# DIRECTIONS
Give only the number of lines in the records below that contain the word "JSON".

# RECORDED INFORMATION
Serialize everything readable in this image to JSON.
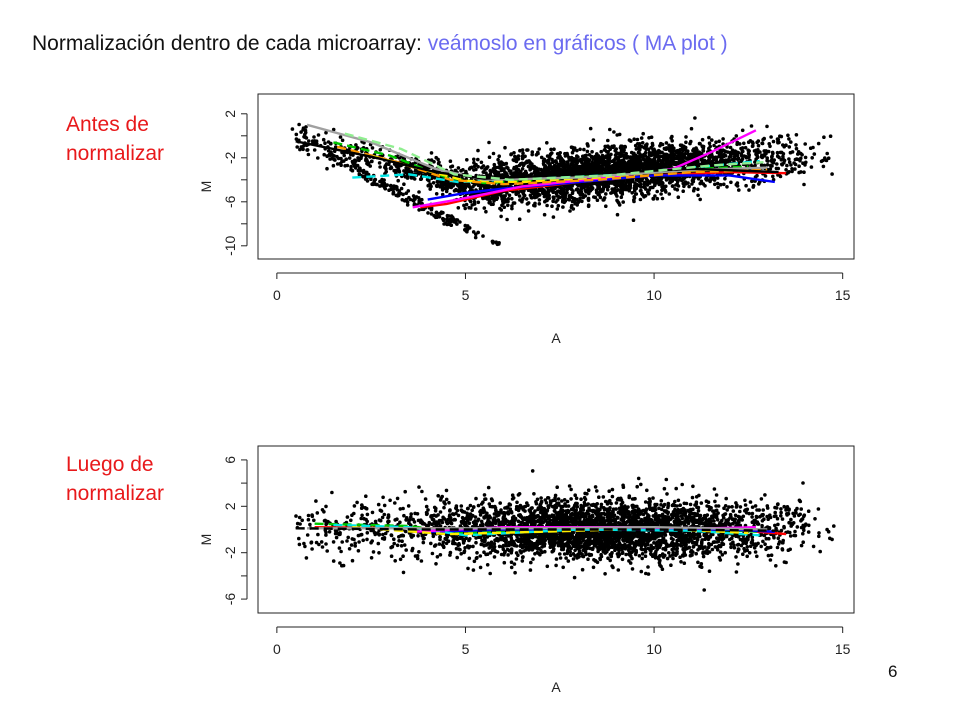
{
  "title": {
    "main": "Normalización dentro de cada microarray:",
    "accent": "veámoslo en gráficos ( MA plot )"
  },
  "colors": {
    "title": "#111111",
    "accent": "#6b6bf0",
    "panel_label": "#e8191b",
    "points": "#000000",
    "loess_lines": [
      "#ff0000",
      "#00c800",
      "#0000ff",
      "#00e5e5",
      "#ff00ff",
      "#ffee00",
      "#a0a0a0",
      "#ff9900",
      "#000000",
      "#90ee90"
    ]
  },
  "panels": [
    {
      "label_line1": "Antes de",
      "label_line2": "normalizar"
    },
    {
      "label_line1": "Luego de",
      "label_line2": "normalizar"
    }
  ],
  "page_number": "6",
  "chart_data": [
    {
      "type": "scatter",
      "xlabel": "A",
      "ylabel": "M",
      "xlim": [
        -0.5,
        15.3
      ],
      "ylim": [
        -11.2,
        3.8
      ],
      "x_ticks": [
        "0",
        "5",
        "10",
        "15"
      ],
      "x_tick_values": [
        0,
        5,
        10,
        15
      ],
      "y_ticks": [
        "2",
        "-2",
        "-6",
        "-10"
      ],
      "y_tick_values": [
        2,
        -2,
        -6,
        -10
      ],
      "y_minor_ticks": [
        0,
        -4,
        -8
      ],
      "grid": false,
      "legend": "none",
      "point_cloud": {
        "description_values": "dense black points, MA plot before normalization",
        "center_A": 8.5,
        "trend_M_at_A": [
          [
            1,
            -0.5
          ],
          [
            3,
            -2.5
          ],
          [
            5,
            -4.5
          ],
          [
            7,
            -4.0
          ],
          [
            9,
            -3.2
          ],
          [
            11,
            -2.6
          ],
          [
            13,
            -2.0
          ]
        ],
        "n_points": 3800
      },
      "loess_curves": [
        {
          "color": "#ff0000",
          "x": [
            3.8,
            4.5,
            5.0,
            6.0,
            8.0,
            10.0,
            12.0,
            13.5
          ],
          "y": [
            -6.5,
            -6.2,
            -5.8,
            -5.0,
            -4.2,
            -3.6,
            -3.3,
            -3.4
          ]
        },
        {
          "color": "#00c800",
          "x": [
            1.5,
            3.0,
            4.5,
            5.5,
            7.5,
            10.0,
            12.5
          ],
          "y": [
            -0.6,
            -1.8,
            -3.8,
            -4.3,
            -3.9,
            -3.2,
            -2.8
          ]
        },
        {
          "color": "#0000ff",
          "x": [
            4.0,
            5.0,
            6.0,
            8.0,
            10.0,
            12.0,
            13.2
          ],
          "y": [
            -5.8,
            -5.2,
            -4.8,
            -4.2,
            -3.6,
            -3.6,
            -4.2
          ]
        },
        {
          "color": "#00e5e5",
          "x": [
            2.0,
            3.5,
            4.8,
            6.0,
            8.5,
            11.0,
            12.8
          ],
          "y": [
            -3.8,
            -3.5,
            -4.2,
            -4.0,
            -3.6,
            -2.9,
            -2.3
          ]
        },
        {
          "color": "#ff00ff",
          "x": [
            3.6,
            4.8,
            6.5,
            8.5,
            10.5,
            11.5,
            12.7
          ],
          "y": [
            -6.5,
            -5.8,
            -4.6,
            -3.9,
            -3.0,
            -1.5,
            0.5
          ]
        },
        {
          "color": "#ffee00",
          "x": [
            2.5,
            3.8,
            5.0,
            6.5,
            8.5,
            10.5,
            12.5
          ],
          "y": [
            -1.8,
            -3.0,
            -4.1,
            -4.2,
            -3.8,
            -3.2,
            -3.0
          ]
        },
        {
          "color": "#a0a0a0",
          "x": [
            0.8,
            2.5,
            4.2,
            5.5,
            8.0,
            11.0,
            13.0
          ],
          "y": [
            1.0,
            -0.6,
            -3.0,
            -4.0,
            -3.8,
            -3.1,
            -2.9
          ]
        },
        {
          "color": "#ff9900",
          "x": [
            1.6,
            3.2,
            4.6,
            6.0,
            8.5,
            11.0,
            13.0
          ],
          "y": [
            -1.0,
            -2.4,
            -4.0,
            -4.4,
            -4.0,
            -3.3,
            -3.1
          ]
        },
        {
          "color": "#000000",
          "x": [
            0.5,
            2.5,
            4.2,
            5.5,
            8.0,
            11.0,
            13.3
          ],
          "y": [
            -0.5,
            -1.9,
            -3.3,
            -3.9,
            -3.5,
            -3.0,
            -3.3
          ]
        },
        {
          "color": "#90ee90",
          "x": [
            1.8,
            3.3,
            4.7,
            6.2,
            8.8,
            11.5,
            12.9
          ],
          "y": [
            0.2,
            -1.2,
            -3.5,
            -4.0,
            -3.6,
            -2.7,
            -2.4
          ]
        }
      ]
    },
    {
      "type": "scatter",
      "xlabel": "A",
      "ylabel": "M",
      "xlim": [
        -0.5,
        15.3
      ],
      "ylim": [
        -7.2,
        7.2
      ],
      "x_ticks": [
        "0",
        "5",
        "10",
        "15"
      ],
      "x_tick_values": [
        0,
        5,
        10,
        15
      ],
      "y_ticks": [
        "6",
        "2",
        "-2",
        "-6"
      ],
      "y_tick_values": [
        6,
        2,
        -2,
        -6
      ],
      "y_minor_ticks": [
        4,
        0,
        -4
      ],
      "grid": false,
      "legend": "none",
      "point_cloud": {
        "description_values": "dense black points, MA plot after normalization",
        "center_A": 8.5,
        "trend_M_at_A": [
          [
            1,
            0
          ],
          [
            5,
            0
          ],
          [
            9,
            0
          ],
          [
            13,
            0
          ]
        ],
        "n_points": 3800
      },
      "loess_curves": [
        {
          "color": "#ff0000",
          "x": [
            1.0,
            4.0,
            6.0,
            9.0,
            12.0,
            13.5
          ],
          "y": [
            0.2,
            0.1,
            0.0,
            0.0,
            0.0,
            -0.4
          ]
        },
        {
          "color": "#00c800",
          "x": [
            1.0,
            3.5,
            5.0,
            8.0,
            11.0,
            12.8
          ],
          "y": [
            0.5,
            0.3,
            -0.3,
            0.0,
            0.1,
            -0.2
          ]
        },
        {
          "color": "#0000ff",
          "x": [
            4.0,
            6.0,
            9.0,
            12.0,
            13.2
          ],
          "y": [
            -0.2,
            0.0,
            0.0,
            0.0,
            -0.2
          ]
        },
        {
          "color": "#00e5e5",
          "x": [
            1.5,
            3.5,
            5.0,
            8.0,
            11.0,
            12.8
          ],
          "y": [
            0.4,
            0.2,
            -0.5,
            0.0,
            -0.1,
            -0.5
          ]
        },
        {
          "color": "#ff00ff",
          "x": [
            3.6,
            6.0,
            9.0,
            11.5,
            12.7
          ],
          "y": [
            -0.2,
            0.2,
            0.2,
            0.1,
            0.2
          ]
        },
        {
          "color": "#ffee00",
          "x": [
            2.0,
            4.5,
            7.0,
            10.0,
            12.5
          ],
          "y": [
            0.2,
            -0.4,
            -0.2,
            0.1,
            -0.3
          ]
        },
        {
          "color": "#a0a0a0",
          "x": [
            0.8,
            4.0,
            7.0,
            10.0,
            13.0
          ],
          "y": [
            0.1,
            0.1,
            0.1,
            0.2,
            0.0
          ]
        },
        {
          "color": "#000000",
          "x": [
            0.5,
            4.0,
            7.0,
            10.0,
            13.3
          ],
          "y": [
            0.1,
            0.0,
            0.0,
            0.0,
            -0.1
          ]
        }
      ]
    }
  ]
}
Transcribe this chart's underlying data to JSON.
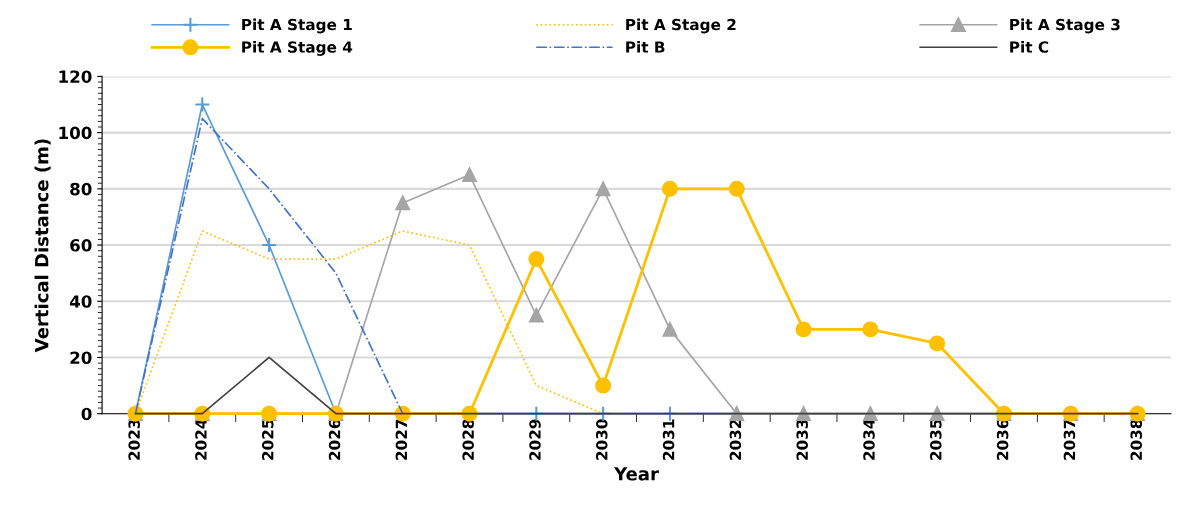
{
  "chart_data": {
    "type": "line",
    "xlabel": "Year",
    "ylabel": "Vertical Distance (m)",
    "categories": [
      "2023",
      "2024",
      "2025",
      "2026",
      "2027",
      "2028",
      "2029",
      "2030",
      "2031",
      "2032",
      "2033",
      "2034",
      "2035",
      "2036",
      "2037",
      "2038"
    ],
    "ylim": [
      0,
      120
    ],
    "yticks": [
      0,
      20,
      40,
      60,
      80,
      100,
      120
    ],
    "grid": "y",
    "legend": "top",
    "series": [
      {
        "name": "Pit A Stage 1",
        "color": "#5b9bd5",
        "marker": "cross",
        "line_style": "solid",
        "values": [
          0,
          110,
          60,
          0,
          0,
          0,
          0,
          0,
          0,
          0,
          null,
          null,
          null,
          null,
          null,
          null
        ]
      },
      {
        "name": "Pit A Stage 2",
        "color": "#ffc000",
        "marker": "none",
        "line_style": "dotted",
        "values": [
          0,
          65,
          55,
          55,
          65,
          60,
          10,
          0,
          null,
          null,
          null,
          null,
          null,
          null,
          null,
          null
        ]
      },
      {
        "name": "Pit A Stage 3",
        "color": "#a5a5a5",
        "marker": "triangle",
        "line_style": "solid",
        "values": [
          0,
          0,
          0,
          0,
          75,
          85,
          35,
          80,
          30,
          0,
          0,
          0,
          0,
          0,
          0,
          0
        ]
      },
      {
        "name": "Pit A Stage 4",
        "color": "#ffc000",
        "marker": "circle",
        "line_style": "solid",
        "values": [
          0,
          0,
          0,
          0,
          0,
          0,
          55,
          10,
          80,
          80,
          30,
          30,
          25,
          0,
          0,
          0
        ]
      },
      {
        "name": "Pit B",
        "color": "#4472c4",
        "marker": "none",
        "line_style": "dashdot",
        "values": [
          0,
          105,
          80,
          50,
          0,
          null,
          null,
          null,
          null,
          null,
          null,
          null,
          null,
          null,
          null,
          null
        ]
      },
      {
        "name": "Pit C",
        "color": "#404040",
        "marker": "none",
        "line_style": "solid",
        "values": [
          0,
          0,
          20,
          0,
          0,
          0,
          0,
          0,
          0,
          0,
          0,
          0,
          0,
          0,
          0,
          0
        ]
      }
    ]
  }
}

# FULL SOLUTION
2